▶ EXERCISE INSTRUCTIONS: Write out the material exactly. Do not include the pictures.

Entries from a visual dataset
* start *
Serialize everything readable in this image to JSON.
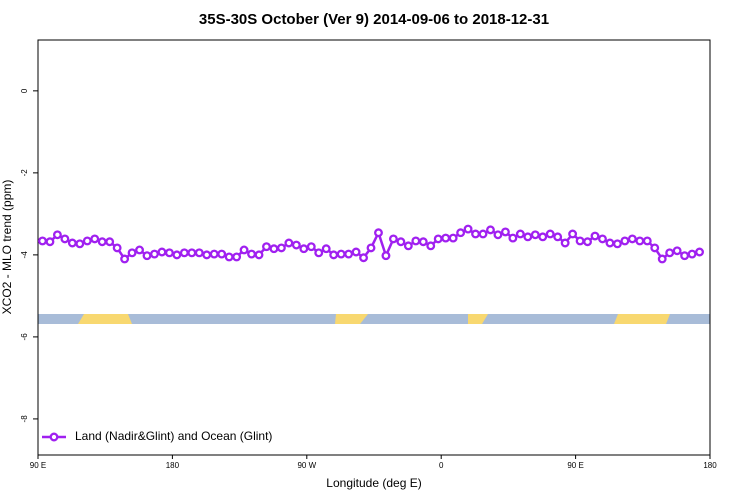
{
  "chart_data": {
    "type": "line",
    "title": "35S-30S October (Ver 9)   2014-09-06 to 2018-12-31",
    "x_label": "Longitude (deg E)",
    "y_label": "XCO2 - MLO trend (ppm)",
    "x": [
      93,
      98,
      103,
      108,
      113,
      118,
      123,
      128,
      133,
      138,
      143,
      148,
      153,
      158,
      163,
      168,
      173,
      178,
      183,
      188,
      193,
      198,
      203,
      208,
      213,
      218,
      223,
      228,
      233,
      238,
      243,
      248,
      253,
      258,
      263,
      268,
      273,
      278,
      283,
      288,
      293,
      298,
      303,
      308,
      313,
      318,
      323,
      328,
      333,
      338,
      343,
      348,
      353,
      358,
      363,
      368,
      373,
      378,
      383,
      388,
      393,
      398,
      403,
      408,
      413,
      418,
      423,
      428,
      433,
      438,
      443,
      448,
      453,
      458,
      463,
      468,
      473,
      478,
      483,
      488,
      493,
      498,
      503,
      508,
      513,
      518,
      523,
      528,
      533
    ],
    "series": [
      {
        "name": "Land (Nadir&Glint) and Ocean (Glint)",
        "color": "#a020f0",
        "values": [
          -3.66,
          -3.68,
          -3.51,
          -3.61,
          -3.71,
          -3.73,
          -3.66,
          -3.61,
          -3.68,
          -3.68,
          -3.83,
          -4.1,
          -3.95,
          -3.88,
          -4.02,
          -3.98,
          -3.93,
          -3.95,
          -4.0,
          -3.95,
          -3.95,
          -3.95,
          -4.0,
          -3.98,
          -3.98,
          -4.05,
          -4.05,
          -3.88,
          -3.98,
          -4.0,
          -3.8,
          -3.85,
          -3.83,
          -3.71,
          -3.76,
          -3.85,
          -3.8,
          -3.95,
          -3.85,
          -4.0,
          -3.98,
          -3.98,
          -3.93,
          -4.07,
          -3.83,
          -3.46,
          -4.02,
          -3.61,
          -3.68,
          -3.78,
          -3.66,
          -3.68,
          -3.78,
          -3.61,
          -3.59,
          -3.59,
          -3.46,
          -3.37,
          -3.49,
          -3.49,
          -3.39,
          -3.51,
          -3.44,
          -3.59,
          -3.49,
          -3.56,
          -3.51,
          -3.56,
          -3.49,
          -3.56,
          -3.71,
          -3.49,
          -3.66,
          -3.68,
          -3.54,
          -3.61,
          -3.71,
          -3.73,
          -3.66,
          -3.61,
          -3.66,
          -3.66,
          -3.83,
          -4.1,
          -3.95,
          -3.9,
          -4.02,
          -3.98,
          -3.93
        ]
      }
    ],
    "xlim": [
      90,
      540
    ],
    "xticks": [
      {
        "value": 90,
        "label": "90 E"
      },
      180,
      {
        "value": 270,
        "label": "90 W"
      },
      {
        "value": 360,
        "label": "0"
      },
      {
        "value": 450,
        "label": "90 E"
      },
      {
        "value": 540,
        "label": "180"
      }
    ],
    "ylim": [
      -8.88,
      1.24
    ],
    "yticks": [
      0,
      -2,
      -4,
      -6,
      -8
    ],
    "legend": "bottom-left"
  }
}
* end *
▶ SOLUTION FOR THIS TASK:
Serialize everything readable in this image to JSON.
{
  "chart_data": {
    "type": "line",
    "title": "35S-30S October (Ver 9)   2014-09-06 to 2018-12-31",
    "x_label": "Longitude (deg E)",
    "y_label": "XCO2 - MLO trend (ppm)",
    "x": [
      93,
      98,
      103,
      108,
      113,
      118,
      123,
      128,
      133,
      138,
      143,
      148,
      153,
      158,
      163,
      168,
      173,
      178,
      183,
      188,
      193,
      198,
      203,
      208,
      213,
      218,
      223,
      228,
      233,
      238,
      243,
      248,
      253,
      258,
      263,
      268,
      273,
      278,
      283,
      288,
      293,
      298,
      303,
      308,
      313,
      318,
      323,
      328,
      333,
      338,
      343,
      348,
      353,
      358,
      363,
      368,
      373,
      378,
      383,
      388,
      393,
      398,
      403,
      408,
      413,
      418,
      423,
      428,
      433,
      438,
      443,
      448,
      453,
      458,
      463,
      468,
      473,
      478,
      483,
      488,
      493,
      498,
      503,
      508,
      513,
      518,
      523,
      528,
      533
    ],
    "series": [
      {
        "name": "Land (Nadir&Glint) and Ocean (Glint)",
        "color": "#a020f0",
        "values": [
          -3.66,
          -3.68,
          -3.51,
          -3.61,
          -3.71,
          -3.73,
          -3.66,
          -3.61,
          -3.68,
          -3.68,
          -3.83,
          -4.1,
          -3.95,
          -3.88,
          -4.02,
          -3.98,
          -3.93,
          -3.95,
          -4.0,
          -3.95,
          -3.95,
          -3.95,
          -4.0,
          -3.98,
          -3.98,
          -4.05,
          -4.05,
          -3.88,
          -3.98,
          -4.0,
          -3.8,
          -3.85,
          -3.83,
          -3.71,
          -3.76,
          -3.85,
          -3.8,
          -3.95,
          -3.85,
          -4.0,
          -3.98,
          -3.98,
          -3.93,
          -4.07,
          -3.83,
          -3.46,
          -4.02,
          -3.61,
          -3.68,
          -3.78,
          -3.66,
          -3.68,
          -3.78,
          -3.61,
          -3.59,
          -3.59,
          -3.46,
          -3.37,
          -3.49,
          -3.49,
          -3.39,
          -3.51,
          -3.44,
          -3.59,
          -3.49,
          -3.56,
          -3.51,
          -3.56,
          -3.49,
          -3.56,
          -3.71,
          -3.49,
          -3.66,
          -3.68,
          -3.54,
          -3.61,
          -3.71,
          -3.73,
          -3.66,
          -3.61,
          -3.66,
          -3.66,
          -3.83,
          -4.1,
          -3.95,
          -3.9,
          -4.02,
          -3.98,
          -3.93
        ]
      }
    ],
    "xlim": [
      90,
      540
    ],
    "xticks": [
      {
        "value": 90,
        "label": "90 E"
      },
      180,
      {
        "value": 270,
        "label": "90 W"
      },
      {
        "value": 360,
        "label": "0"
      },
      {
        "value": 450,
        "label": "90 E"
      },
      {
        "value": 540,
        "label": "180"
      }
    ],
    "ylim": [
      -8.88,
      1.24
    ],
    "yticks": [
      0,
      -2,
      -4,
      -6,
      -8
    ],
    "legend": "bottom-left"
  }
}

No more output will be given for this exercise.